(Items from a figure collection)
────────────────────────────────────────

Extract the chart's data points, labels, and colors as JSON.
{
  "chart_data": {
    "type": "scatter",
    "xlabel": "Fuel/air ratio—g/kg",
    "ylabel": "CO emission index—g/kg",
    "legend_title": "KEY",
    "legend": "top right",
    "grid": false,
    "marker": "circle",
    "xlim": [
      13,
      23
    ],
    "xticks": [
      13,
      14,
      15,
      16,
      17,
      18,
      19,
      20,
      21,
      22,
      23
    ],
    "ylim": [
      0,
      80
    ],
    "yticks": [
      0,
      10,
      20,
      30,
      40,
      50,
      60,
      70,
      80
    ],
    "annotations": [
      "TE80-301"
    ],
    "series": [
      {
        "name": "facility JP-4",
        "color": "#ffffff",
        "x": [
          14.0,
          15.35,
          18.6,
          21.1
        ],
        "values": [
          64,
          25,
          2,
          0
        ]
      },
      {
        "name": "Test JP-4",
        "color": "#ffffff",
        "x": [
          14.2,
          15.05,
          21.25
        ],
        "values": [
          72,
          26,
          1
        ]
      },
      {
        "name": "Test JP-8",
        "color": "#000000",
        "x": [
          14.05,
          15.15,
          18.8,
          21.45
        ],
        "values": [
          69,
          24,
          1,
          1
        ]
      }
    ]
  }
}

────────────────────────────────────────

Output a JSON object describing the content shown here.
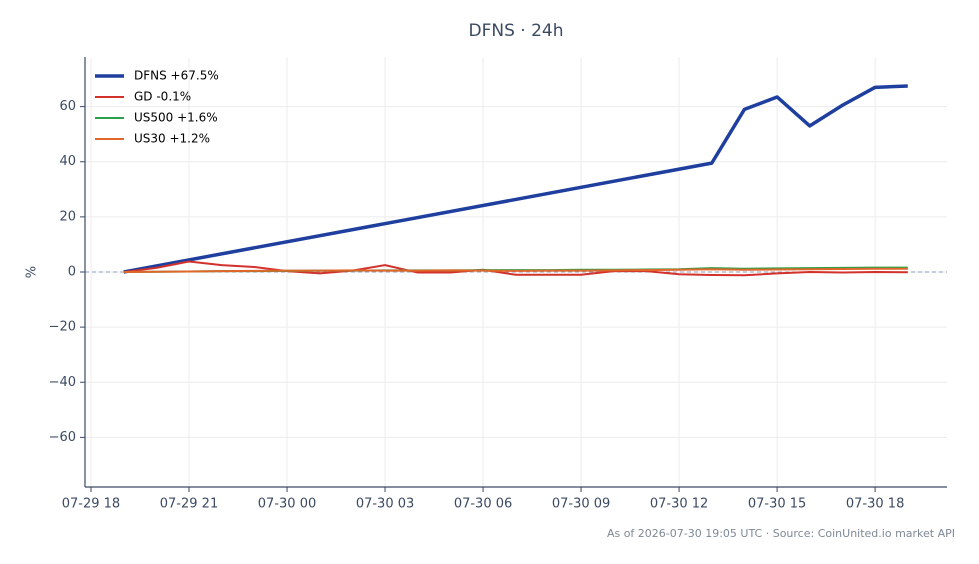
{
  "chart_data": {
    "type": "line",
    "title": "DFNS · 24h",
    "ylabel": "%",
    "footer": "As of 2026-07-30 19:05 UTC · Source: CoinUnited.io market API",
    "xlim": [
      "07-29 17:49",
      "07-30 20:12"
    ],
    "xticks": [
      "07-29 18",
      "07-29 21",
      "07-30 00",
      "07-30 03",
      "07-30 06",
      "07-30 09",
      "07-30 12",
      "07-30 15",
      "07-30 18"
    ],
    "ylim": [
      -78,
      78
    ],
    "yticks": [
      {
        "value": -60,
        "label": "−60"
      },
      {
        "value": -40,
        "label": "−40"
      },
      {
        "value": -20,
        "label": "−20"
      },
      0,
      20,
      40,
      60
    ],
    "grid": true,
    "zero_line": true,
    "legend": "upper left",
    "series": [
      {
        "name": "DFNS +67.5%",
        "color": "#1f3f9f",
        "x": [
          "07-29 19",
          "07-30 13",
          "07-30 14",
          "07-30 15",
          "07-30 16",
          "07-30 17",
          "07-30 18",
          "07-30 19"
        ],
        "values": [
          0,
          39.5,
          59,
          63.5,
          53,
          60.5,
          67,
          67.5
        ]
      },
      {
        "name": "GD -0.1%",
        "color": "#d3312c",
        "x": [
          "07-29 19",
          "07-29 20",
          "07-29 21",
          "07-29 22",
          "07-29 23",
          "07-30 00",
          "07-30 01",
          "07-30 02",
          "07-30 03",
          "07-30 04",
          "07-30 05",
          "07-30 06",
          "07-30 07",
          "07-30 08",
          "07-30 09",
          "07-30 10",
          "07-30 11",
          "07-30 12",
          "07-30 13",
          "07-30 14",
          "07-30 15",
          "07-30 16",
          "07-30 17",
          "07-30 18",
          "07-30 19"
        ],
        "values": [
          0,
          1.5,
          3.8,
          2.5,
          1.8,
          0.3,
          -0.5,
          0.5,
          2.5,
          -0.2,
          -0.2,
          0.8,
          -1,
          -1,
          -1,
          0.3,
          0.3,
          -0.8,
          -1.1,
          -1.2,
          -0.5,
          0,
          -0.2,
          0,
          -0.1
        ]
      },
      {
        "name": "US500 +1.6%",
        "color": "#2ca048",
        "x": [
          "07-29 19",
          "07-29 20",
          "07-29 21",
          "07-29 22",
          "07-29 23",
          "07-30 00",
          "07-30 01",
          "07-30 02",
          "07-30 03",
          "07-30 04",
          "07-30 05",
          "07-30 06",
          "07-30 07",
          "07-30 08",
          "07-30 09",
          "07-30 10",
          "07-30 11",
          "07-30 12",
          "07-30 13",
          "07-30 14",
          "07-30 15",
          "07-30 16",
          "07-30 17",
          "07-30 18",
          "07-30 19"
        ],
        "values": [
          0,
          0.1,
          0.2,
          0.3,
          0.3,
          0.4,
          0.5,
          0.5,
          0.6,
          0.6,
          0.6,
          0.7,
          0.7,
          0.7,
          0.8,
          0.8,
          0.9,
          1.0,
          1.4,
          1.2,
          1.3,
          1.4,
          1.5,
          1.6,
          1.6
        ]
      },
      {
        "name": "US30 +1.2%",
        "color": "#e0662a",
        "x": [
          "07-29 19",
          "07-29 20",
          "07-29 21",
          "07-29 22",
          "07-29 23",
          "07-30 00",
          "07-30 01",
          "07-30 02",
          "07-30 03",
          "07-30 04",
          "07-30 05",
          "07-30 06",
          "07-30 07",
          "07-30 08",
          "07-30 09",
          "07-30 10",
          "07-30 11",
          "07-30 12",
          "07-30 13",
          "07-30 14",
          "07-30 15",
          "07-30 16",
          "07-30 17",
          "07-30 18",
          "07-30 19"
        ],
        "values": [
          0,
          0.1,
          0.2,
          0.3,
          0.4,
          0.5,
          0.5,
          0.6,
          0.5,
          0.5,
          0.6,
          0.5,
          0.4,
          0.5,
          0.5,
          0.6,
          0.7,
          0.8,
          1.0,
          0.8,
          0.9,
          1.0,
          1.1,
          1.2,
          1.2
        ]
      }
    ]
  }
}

────────────────────────────────────────

§ WORK TO BE COMPLETED
Write out every line of the entries that holds the word "JSON".

§ RESULT OF THIS EXERCISE
Extract the chart's data points, labels, and colors as JSON.
Output a JSON object describing the content shown here.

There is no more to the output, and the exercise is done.